# Directions for this task:
Go through the listing below and gather every line with the word "system".

# Available data:
--- start ---

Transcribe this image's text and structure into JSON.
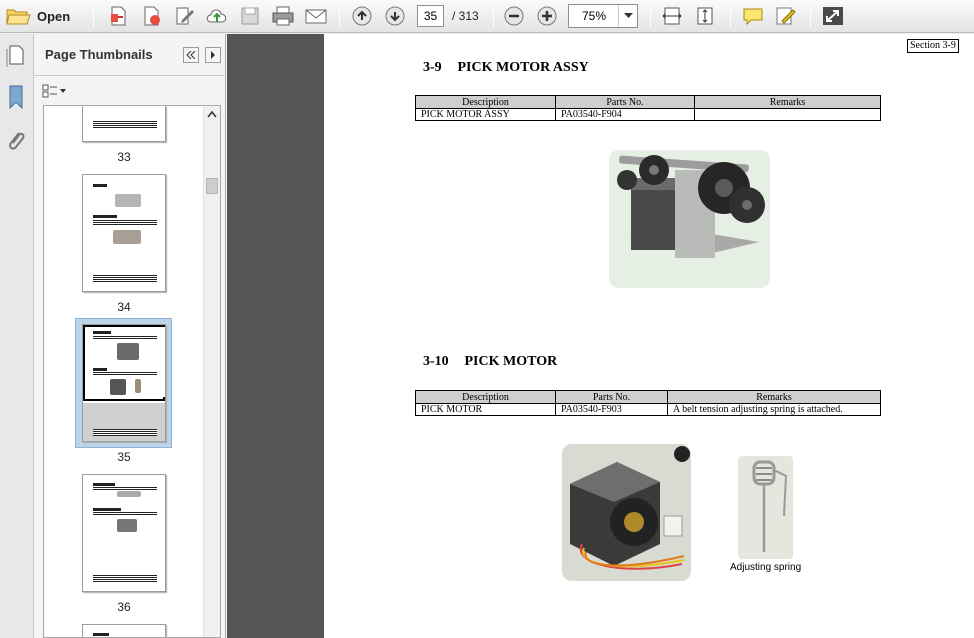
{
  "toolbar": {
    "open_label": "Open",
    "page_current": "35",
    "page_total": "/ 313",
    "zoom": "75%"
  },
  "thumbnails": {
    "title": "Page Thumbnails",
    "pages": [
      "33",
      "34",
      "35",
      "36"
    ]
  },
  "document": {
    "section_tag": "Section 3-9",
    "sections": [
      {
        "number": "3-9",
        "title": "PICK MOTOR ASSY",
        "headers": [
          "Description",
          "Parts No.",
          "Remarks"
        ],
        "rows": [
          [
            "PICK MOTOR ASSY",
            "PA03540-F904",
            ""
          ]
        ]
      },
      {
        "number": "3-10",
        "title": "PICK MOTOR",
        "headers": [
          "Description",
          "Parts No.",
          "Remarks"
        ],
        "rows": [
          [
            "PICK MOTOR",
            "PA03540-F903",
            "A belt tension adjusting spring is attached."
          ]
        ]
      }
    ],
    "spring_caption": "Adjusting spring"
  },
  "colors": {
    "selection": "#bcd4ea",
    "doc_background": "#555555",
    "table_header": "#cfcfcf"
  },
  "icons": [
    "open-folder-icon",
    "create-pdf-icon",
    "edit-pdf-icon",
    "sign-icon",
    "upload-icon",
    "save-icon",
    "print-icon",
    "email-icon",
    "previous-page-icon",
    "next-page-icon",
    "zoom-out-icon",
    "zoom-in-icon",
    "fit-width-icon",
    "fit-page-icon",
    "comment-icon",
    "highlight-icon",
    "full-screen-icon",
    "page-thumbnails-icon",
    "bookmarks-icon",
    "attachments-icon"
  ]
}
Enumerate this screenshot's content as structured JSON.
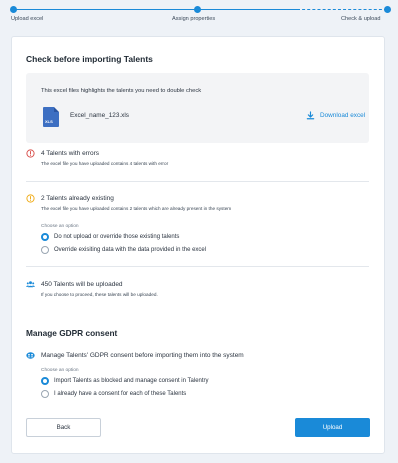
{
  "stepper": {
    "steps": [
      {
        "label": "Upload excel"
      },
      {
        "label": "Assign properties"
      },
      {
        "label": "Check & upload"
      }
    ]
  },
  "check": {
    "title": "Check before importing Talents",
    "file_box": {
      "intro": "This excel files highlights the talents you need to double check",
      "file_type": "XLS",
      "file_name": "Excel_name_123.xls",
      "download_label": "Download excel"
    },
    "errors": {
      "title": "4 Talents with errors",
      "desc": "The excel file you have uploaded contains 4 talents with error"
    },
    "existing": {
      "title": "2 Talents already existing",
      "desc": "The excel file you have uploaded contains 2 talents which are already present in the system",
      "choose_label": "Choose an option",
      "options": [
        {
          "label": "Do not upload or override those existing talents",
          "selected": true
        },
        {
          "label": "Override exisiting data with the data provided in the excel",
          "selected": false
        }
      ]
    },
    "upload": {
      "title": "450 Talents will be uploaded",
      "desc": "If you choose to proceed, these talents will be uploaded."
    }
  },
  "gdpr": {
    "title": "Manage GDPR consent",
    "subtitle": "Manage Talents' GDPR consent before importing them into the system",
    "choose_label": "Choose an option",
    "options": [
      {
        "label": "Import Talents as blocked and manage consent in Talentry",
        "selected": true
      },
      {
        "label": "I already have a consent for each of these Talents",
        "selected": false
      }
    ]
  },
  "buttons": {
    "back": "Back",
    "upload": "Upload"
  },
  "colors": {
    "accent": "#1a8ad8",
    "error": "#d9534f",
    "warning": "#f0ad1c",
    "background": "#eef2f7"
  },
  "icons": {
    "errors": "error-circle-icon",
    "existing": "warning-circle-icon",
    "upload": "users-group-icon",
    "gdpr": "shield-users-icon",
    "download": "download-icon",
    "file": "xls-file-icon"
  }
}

--- end ---

# Solution:
      "desc": "The excel file you have uploaded contains 2 talents which are already present in the system",
    "subtitle": "Manage Talents' GDPR consent before importing them into the system",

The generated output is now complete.